SHORT TASK. Transcribe all of the records word for word, but omit the pictures.

SUPPLIED RECORDS.
__________________________________________________
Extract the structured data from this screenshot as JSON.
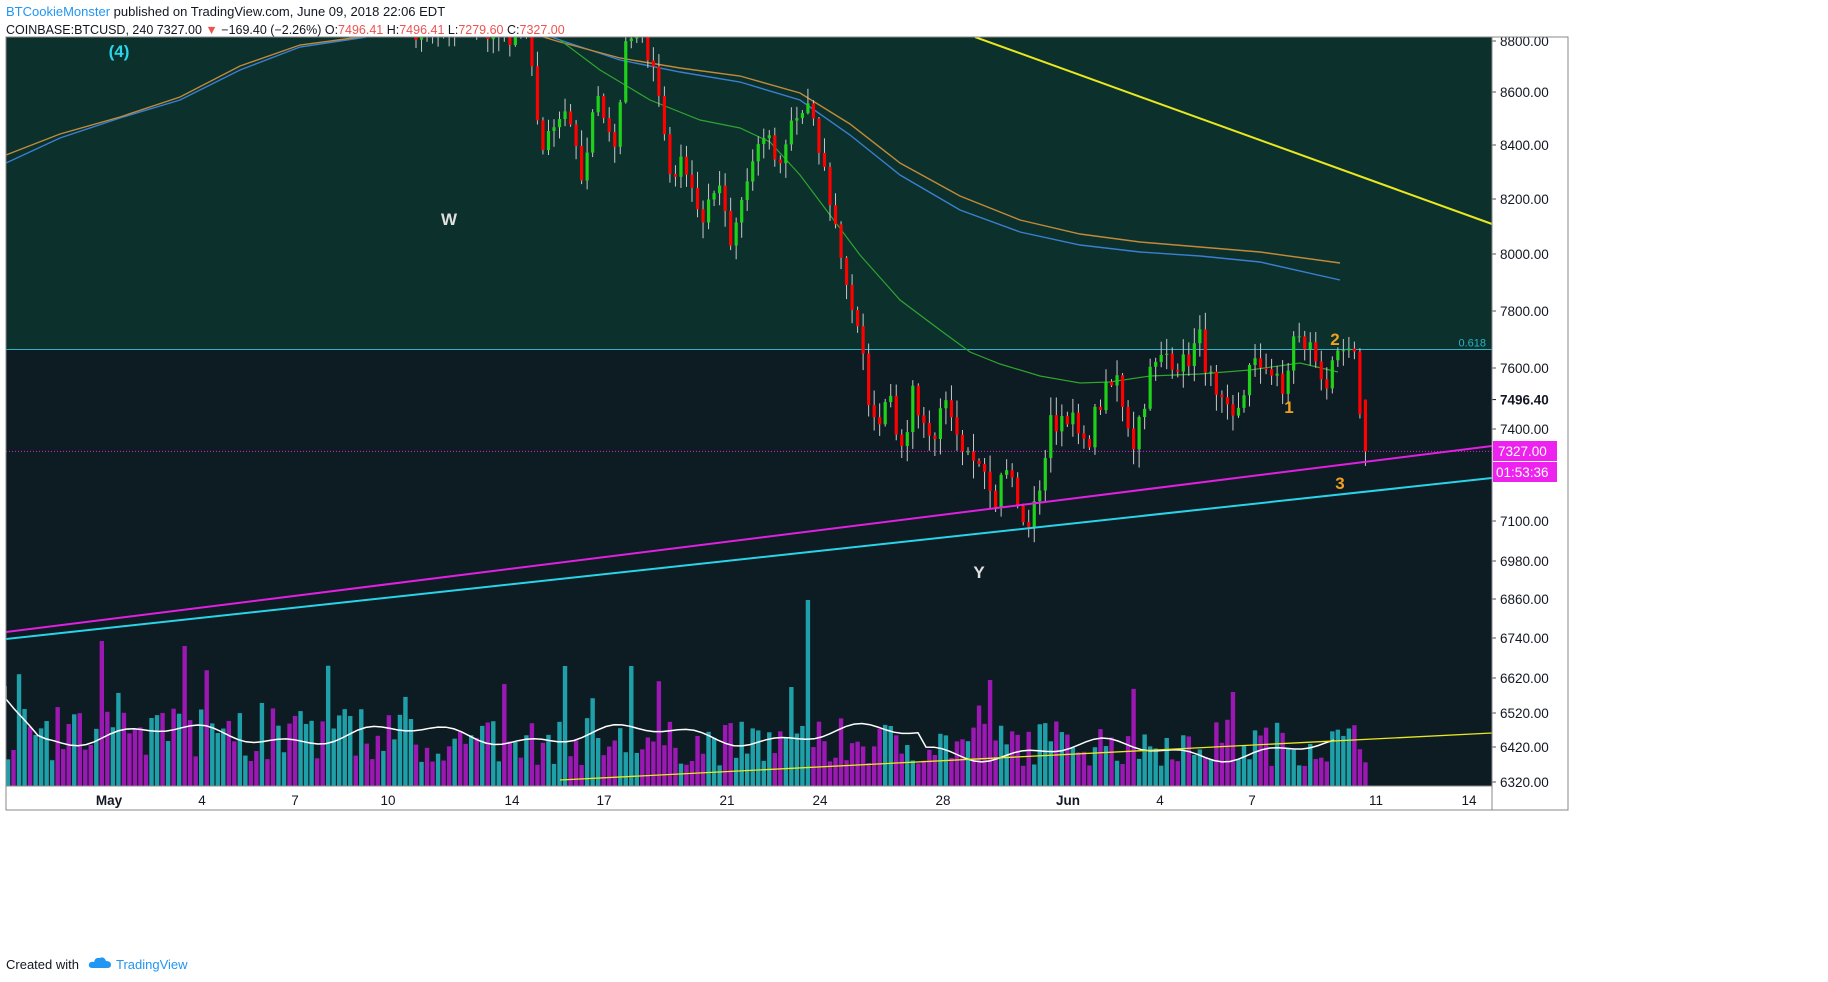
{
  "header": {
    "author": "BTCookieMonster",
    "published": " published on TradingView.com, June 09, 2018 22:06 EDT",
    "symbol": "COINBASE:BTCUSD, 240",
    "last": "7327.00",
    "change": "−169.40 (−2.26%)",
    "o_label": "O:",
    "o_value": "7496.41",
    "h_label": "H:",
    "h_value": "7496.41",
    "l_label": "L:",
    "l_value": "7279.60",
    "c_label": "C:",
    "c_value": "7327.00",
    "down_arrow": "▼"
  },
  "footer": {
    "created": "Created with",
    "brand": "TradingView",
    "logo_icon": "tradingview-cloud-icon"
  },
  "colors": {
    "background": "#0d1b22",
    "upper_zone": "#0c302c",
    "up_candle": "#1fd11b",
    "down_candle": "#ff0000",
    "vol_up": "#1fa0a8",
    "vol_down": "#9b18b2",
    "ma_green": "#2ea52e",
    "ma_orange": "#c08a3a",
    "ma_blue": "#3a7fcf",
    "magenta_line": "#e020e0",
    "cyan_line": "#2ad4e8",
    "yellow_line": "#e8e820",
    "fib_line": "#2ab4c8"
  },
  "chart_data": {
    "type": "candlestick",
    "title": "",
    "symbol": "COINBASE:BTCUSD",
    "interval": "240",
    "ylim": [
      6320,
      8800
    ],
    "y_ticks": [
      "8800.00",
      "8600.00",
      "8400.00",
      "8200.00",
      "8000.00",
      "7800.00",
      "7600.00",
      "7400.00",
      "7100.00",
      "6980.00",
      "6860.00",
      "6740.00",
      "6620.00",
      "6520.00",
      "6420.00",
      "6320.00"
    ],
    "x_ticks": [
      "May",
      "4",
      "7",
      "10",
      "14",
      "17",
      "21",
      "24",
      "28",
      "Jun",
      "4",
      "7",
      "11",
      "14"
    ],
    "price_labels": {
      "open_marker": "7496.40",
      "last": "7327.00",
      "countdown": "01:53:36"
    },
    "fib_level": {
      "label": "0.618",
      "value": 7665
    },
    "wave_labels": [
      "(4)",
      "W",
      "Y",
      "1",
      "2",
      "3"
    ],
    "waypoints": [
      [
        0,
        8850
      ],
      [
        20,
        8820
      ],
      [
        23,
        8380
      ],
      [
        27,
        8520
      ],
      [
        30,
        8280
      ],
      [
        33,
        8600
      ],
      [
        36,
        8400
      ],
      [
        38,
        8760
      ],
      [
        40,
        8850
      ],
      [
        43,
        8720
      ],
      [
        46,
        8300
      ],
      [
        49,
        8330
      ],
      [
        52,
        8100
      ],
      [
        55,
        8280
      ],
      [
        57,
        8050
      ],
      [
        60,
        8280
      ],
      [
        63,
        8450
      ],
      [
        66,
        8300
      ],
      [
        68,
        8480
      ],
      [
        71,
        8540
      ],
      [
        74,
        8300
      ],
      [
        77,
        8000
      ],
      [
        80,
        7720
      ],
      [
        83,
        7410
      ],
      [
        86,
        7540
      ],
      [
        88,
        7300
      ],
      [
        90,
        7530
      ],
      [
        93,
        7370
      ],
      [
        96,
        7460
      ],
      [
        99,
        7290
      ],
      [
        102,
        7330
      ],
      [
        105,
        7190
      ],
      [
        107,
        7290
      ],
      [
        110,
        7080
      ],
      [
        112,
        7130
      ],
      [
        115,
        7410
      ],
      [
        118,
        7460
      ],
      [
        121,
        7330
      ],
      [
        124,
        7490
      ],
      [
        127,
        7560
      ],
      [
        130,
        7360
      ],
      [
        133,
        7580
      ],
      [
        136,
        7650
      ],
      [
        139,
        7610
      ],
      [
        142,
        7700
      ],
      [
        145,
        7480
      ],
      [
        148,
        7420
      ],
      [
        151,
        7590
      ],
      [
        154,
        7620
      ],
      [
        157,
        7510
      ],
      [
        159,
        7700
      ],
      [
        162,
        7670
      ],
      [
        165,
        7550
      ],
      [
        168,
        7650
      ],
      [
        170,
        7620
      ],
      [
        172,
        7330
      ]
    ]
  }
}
__________________________________________________
WRITTEN ANSWER.
Extract the structured data from this screenshot as JSON.
{
  "header": {
    "author": "BTCookieMonster",
    "published": " published on TradingView.com, June 09, 2018 22:06 EDT",
    "symbol": "COINBASE:BTCUSD, 240",
    "last": "7327.00",
    "change": "−169.40 (−2.26%)",
    "o_label": "O:",
    "o_value": "7496.41",
    "h_label": "H:",
    "h_value": "7496.41",
    "l_label": "L:",
    "l_value": "7279.60",
    "c_label": "C:",
    "c_value": "7327.00",
    "down_arrow": "▼"
  },
  "footer": {
    "created": "Created with",
    "brand": "TradingView",
    "logo_icon": "tradingview-cloud-icon"
  },
  "colors": {
    "background": "#0d1b22",
    "upper_zone": "#0c302c",
    "up_candle": "#1fd11b",
    "down_candle": "#ff0000",
    "vol_up": "#1fa0a8",
    "vol_down": "#9b18b2",
    "ma_green": "#2ea52e",
    "ma_orange": "#c08a3a",
    "ma_blue": "#3a7fcf",
    "magenta_line": "#e020e0",
    "cyan_line": "#2ad4e8",
    "yellow_line": "#e8e820",
    "fib_line": "#2ab4c8"
  },
  "chart_data": {
    "type": "candlestick",
    "title": "",
    "symbol": "COINBASE:BTCUSD",
    "interval": "240",
    "ylim": [
      6320,
      8800
    ],
    "y_ticks": [
      "8800.00",
      "8600.00",
      "8400.00",
      "8200.00",
      "8000.00",
      "7800.00",
      "7600.00",
      "7400.00",
      "7100.00",
      "6980.00",
      "6860.00",
      "6740.00",
      "6620.00",
      "6520.00",
      "6420.00",
      "6320.00"
    ],
    "x_ticks": [
      "May",
      "4",
      "7",
      "10",
      "14",
      "17",
      "21",
      "24",
      "28",
      "Jun",
      "4",
      "7",
      "11",
      "14"
    ],
    "price_labels": {
      "open_marker": "7496.40",
      "last": "7327.00",
      "countdown": "01:53:36"
    },
    "fib_level": {
      "label": "0.618",
      "value": 7665
    },
    "wave_labels": [
      "(4)",
      "W",
      "Y",
      "1",
      "2",
      "3"
    ],
    "waypoints": [
      [
        0,
        8850
      ],
      [
        20,
        8820
      ],
      [
        23,
        8380
      ],
      [
        27,
        8520
      ],
      [
        30,
        8280
      ],
      [
        33,
        8600
      ],
      [
        36,
        8400
      ],
      [
        38,
        8760
      ],
      [
        40,
        8850
      ],
      [
        43,
        8720
      ],
      [
        46,
        8300
      ],
      [
        49,
        8330
      ],
      [
        52,
        8100
      ],
      [
        55,
        8280
      ],
      [
        57,
        8050
      ],
      [
        60,
        8280
      ],
      [
        63,
        8450
      ],
      [
        66,
        8300
      ],
      [
        68,
        8480
      ],
      [
        71,
        8540
      ],
      [
        74,
        8300
      ],
      [
        77,
        8000
      ],
      [
        80,
        7720
      ],
      [
        83,
        7410
      ],
      [
        86,
        7540
      ],
      [
        88,
        7300
      ],
      [
        90,
        7530
      ],
      [
        93,
        7370
      ],
      [
        96,
        7460
      ],
      [
        99,
        7290
      ],
      [
        102,
        7330
      ],
      [
        105,
        7190
      ],
      [
        107,
        7290
      ],
      [
        110,
        7080
      ],
      [
        112,
        7130
      ],
      [
        115,
        7410
      ],
      [
        118,
        7460
      ],
      [
        121,
        7330
      ],
      [
        124,
        7490
      ],
      [
        127,
        7560
      ],
      [
        130,
        7360
      ],
      [
        133,
        7580
      ],
      [
        136,
        7650
      ],
      [
        139,
        7610
      ],
      [
        142,
        7700
      ],
      [
        145,
        7480
      ],
      [
        148,
        7420
      ],
      [
        151,
        7590
      ],
      [
        154,
        7620
      ],
      [
        157,
        7510
      ],
      [
        159,
        7700
      ],
      [
        162,
        7670
      ],
      [
        165,
        7550
      ],
      [
        168,
        7650
      ],
      [
        170,
        7620
      ],
      [
        172,
        7330
      ]
    ]
  }
}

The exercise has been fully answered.